Task —
Locate every line in the material below that has the word "笔迹清晰". Copy each of those lines.

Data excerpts
+ + + +
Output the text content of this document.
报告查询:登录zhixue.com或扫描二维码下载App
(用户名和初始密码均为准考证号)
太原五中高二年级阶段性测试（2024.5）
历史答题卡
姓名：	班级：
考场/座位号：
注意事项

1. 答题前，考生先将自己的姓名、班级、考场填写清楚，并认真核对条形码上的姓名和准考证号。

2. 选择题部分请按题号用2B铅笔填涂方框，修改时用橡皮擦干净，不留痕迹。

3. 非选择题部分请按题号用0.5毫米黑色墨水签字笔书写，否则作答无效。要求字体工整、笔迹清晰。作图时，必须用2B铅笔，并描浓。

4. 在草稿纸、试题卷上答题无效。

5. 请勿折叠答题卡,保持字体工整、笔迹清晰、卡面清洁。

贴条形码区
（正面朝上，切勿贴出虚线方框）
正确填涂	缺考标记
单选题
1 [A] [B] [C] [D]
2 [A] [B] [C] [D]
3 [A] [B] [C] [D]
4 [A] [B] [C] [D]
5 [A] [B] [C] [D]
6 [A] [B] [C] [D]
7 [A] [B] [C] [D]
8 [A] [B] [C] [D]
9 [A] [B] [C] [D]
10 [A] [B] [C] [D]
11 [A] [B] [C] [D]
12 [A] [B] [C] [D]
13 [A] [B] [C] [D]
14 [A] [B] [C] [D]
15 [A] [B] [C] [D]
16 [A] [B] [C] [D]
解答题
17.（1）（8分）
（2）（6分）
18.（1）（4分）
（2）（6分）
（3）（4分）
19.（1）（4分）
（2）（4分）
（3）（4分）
+ + + +
Output for this task —
3. 非选择题部分请按题号用0.5毫米黑色墨水签字笔书写，否则作答无效。要求字体工整、笔迹清晰。作图时，必须用2B铅笔，并描浓。
5. 请勿折叠答题卡,保持字体工整、笔迹清晰、卡面清洁。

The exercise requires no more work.